▶ [AIM OF THE TASK] In the listing that follows, how many lines contain "Cube"? Give the number only.

-- Start of DATA SHOWN --

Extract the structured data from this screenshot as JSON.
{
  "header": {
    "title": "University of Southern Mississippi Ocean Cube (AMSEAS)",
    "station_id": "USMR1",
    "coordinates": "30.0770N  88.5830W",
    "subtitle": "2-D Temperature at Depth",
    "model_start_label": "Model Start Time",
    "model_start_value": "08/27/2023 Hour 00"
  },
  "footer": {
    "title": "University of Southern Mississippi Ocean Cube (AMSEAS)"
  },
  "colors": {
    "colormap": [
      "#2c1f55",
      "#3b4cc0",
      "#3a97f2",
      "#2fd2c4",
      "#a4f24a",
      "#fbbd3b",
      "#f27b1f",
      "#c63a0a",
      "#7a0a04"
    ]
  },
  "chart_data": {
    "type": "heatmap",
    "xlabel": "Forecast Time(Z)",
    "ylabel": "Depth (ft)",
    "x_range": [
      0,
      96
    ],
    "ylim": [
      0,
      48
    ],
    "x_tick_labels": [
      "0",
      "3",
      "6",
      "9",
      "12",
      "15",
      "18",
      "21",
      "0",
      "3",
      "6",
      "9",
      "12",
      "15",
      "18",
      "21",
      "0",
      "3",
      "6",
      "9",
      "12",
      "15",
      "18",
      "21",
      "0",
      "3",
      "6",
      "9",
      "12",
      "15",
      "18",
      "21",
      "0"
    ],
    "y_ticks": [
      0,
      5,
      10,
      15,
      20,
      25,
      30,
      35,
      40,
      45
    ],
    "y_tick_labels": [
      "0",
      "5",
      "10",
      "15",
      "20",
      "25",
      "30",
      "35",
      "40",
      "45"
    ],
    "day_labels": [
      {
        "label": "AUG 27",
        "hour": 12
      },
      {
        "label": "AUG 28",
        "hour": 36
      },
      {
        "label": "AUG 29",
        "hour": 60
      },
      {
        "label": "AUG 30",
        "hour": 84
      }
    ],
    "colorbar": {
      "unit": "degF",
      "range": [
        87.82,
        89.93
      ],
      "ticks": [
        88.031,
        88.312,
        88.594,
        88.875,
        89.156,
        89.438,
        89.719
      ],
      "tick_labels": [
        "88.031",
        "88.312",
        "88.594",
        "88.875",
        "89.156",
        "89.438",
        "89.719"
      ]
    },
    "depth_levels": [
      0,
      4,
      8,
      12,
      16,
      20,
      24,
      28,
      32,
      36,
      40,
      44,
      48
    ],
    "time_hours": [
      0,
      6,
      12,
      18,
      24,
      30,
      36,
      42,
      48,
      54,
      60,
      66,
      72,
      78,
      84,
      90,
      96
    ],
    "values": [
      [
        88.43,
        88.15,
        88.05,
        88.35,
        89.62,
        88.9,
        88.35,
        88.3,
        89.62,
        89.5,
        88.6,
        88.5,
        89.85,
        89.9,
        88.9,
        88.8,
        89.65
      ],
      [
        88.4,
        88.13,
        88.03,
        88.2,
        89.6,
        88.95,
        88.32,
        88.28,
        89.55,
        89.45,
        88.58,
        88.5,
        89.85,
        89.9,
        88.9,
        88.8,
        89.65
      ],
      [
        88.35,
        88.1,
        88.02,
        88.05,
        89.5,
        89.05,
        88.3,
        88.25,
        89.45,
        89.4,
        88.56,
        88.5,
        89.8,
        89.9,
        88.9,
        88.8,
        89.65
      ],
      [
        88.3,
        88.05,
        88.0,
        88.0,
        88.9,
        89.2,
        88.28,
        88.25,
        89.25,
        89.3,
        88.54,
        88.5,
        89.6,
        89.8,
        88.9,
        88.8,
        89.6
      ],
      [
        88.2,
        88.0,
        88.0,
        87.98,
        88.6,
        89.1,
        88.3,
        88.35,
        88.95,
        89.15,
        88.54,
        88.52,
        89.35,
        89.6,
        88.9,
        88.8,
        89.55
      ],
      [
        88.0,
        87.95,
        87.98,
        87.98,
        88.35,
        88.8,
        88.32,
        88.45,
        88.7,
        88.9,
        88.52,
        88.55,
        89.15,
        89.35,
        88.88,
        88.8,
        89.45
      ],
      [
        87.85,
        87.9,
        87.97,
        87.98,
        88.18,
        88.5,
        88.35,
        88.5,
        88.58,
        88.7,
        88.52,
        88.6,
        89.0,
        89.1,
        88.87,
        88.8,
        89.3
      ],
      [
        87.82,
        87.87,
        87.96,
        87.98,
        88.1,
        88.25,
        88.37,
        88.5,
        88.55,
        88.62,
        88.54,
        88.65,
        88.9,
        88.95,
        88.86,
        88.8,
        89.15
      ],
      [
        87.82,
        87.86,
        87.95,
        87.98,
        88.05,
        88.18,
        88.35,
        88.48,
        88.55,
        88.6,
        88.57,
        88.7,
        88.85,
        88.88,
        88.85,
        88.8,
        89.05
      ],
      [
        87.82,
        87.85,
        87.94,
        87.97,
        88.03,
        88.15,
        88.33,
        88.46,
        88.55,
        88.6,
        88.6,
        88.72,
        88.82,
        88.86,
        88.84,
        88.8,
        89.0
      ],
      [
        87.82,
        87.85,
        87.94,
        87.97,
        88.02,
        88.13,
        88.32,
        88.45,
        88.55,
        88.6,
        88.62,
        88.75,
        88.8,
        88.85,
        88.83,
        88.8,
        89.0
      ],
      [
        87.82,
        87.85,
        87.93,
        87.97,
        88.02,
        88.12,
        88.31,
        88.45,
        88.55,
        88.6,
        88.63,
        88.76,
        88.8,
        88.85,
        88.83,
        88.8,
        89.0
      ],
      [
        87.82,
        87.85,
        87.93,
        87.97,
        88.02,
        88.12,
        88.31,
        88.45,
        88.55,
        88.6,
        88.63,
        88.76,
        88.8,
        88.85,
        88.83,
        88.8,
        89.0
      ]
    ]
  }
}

-- End of DATA SHOWN --

▶ [TASK OUTPUT] 2